What is asked:
Render the following material again verbatim, leaving nothing out.

Start Exercise data

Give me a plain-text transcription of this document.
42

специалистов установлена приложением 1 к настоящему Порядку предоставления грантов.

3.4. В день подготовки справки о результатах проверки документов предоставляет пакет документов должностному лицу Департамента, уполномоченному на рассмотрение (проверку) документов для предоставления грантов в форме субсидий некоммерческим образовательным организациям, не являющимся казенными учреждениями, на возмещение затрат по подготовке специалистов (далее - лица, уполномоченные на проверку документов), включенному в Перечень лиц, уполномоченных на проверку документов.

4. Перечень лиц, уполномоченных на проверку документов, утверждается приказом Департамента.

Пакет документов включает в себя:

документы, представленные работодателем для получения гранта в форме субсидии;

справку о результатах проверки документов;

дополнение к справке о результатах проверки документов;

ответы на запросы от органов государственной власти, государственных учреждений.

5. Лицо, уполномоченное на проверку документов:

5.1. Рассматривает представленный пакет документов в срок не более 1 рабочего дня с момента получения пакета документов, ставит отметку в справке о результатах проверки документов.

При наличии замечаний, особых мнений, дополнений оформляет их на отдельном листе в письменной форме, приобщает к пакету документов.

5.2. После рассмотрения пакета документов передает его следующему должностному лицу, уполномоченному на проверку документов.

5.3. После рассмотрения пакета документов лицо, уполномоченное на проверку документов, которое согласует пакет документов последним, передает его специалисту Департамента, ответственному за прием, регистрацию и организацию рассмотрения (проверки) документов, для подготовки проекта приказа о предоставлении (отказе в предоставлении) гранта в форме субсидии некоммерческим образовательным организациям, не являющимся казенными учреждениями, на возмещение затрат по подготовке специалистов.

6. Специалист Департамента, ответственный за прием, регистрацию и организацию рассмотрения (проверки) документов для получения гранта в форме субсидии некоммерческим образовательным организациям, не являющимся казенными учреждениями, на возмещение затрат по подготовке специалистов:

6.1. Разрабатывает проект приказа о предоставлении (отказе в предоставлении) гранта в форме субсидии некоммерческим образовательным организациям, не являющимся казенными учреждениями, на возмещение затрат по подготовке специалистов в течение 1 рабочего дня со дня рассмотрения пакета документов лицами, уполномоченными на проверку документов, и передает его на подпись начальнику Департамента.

End Exercise data

Exercise solution:
Give me a plain-text transcription of this document.
42

специалистов установлена приложением 1 к настоящему Порядку предоставления грантов.

3.4. В день подготовки справки о результатах проверки документов предоставляет пакет документов должностному лицу Департамента, уполномоченному на рассмотрение (проверку) документов для предоставления грантов в форме субсидий некоммерческим образовательным организациям, не являющимся казенными учреждениями, на возмещение затрат по подготовке специалистов (далее - лица, уполномоченные на проверку документов), включенному в Перечень лиц, уполномоченных на проверку документов.

4. Перечень лиц, уполномоченных на проверку документов, утверждается приказом Департамента.

Пакет документов включает в себя:

документы, представленные работодателем для получения гранта в форме субсидии;

справку о результатах проверки документов;

дополнение к справке о результатах проверки документов;

ответы на запросы от органов государственной власти, государственных учреждений.

5. Лицо, уполномоченное на проверку документов:

5.1. Рассматривает представленный пакет документов в срок не более 1 рабочего дня с момента получения пакета документов, ставит отметку в справке о результатах проверки документов.

При наличии замечаний, особых мнений, дополнений оформляет их на отдельном листе в письменной форме, приобщает к пакету документов.

5.2. После рассмотрения пакета документов передает его следующему должностному лицу, уполномоченному на проверку документов.

5.3. После рассмотрения пакета документов лицо, уполномоченное на проверку документов, которое согласует пакет документов последним, передает его специалисту Департамента, ответственному за прием, регистрацию и организацию рассмотрения (проверки) документов, для подготовки проекта приказа о предоставлении (отказе в предоставлении) гранта в форме субсидии некоммерческим образовательным организациям, не являющимся казенными учреждениями, на возмещение затрат по подготовке специалистов.

6. Специалист Департамента, ответственный за прием, регистрацию и организацию рассмотрения (проверки) документов для получения гранта в форме субсидии некоммерческим образовательным организациям, не являющимся казенными учреждениями, на возмещение затрат по подготовке специалистов:

6.1. Разрабатывает проект приказа о предоставлении (отказе в предоставлении) гранта в форме субсидии некоммерческим образовательным организациям, не являющимся казенными учреждениями, на возмещение затрат по подготовке специалистов в течение 1 рабочего дня со дня рассмотрения пакета документов лицами, уполномоченными на проверку документов, и передает его на подпись начальнику Департамента.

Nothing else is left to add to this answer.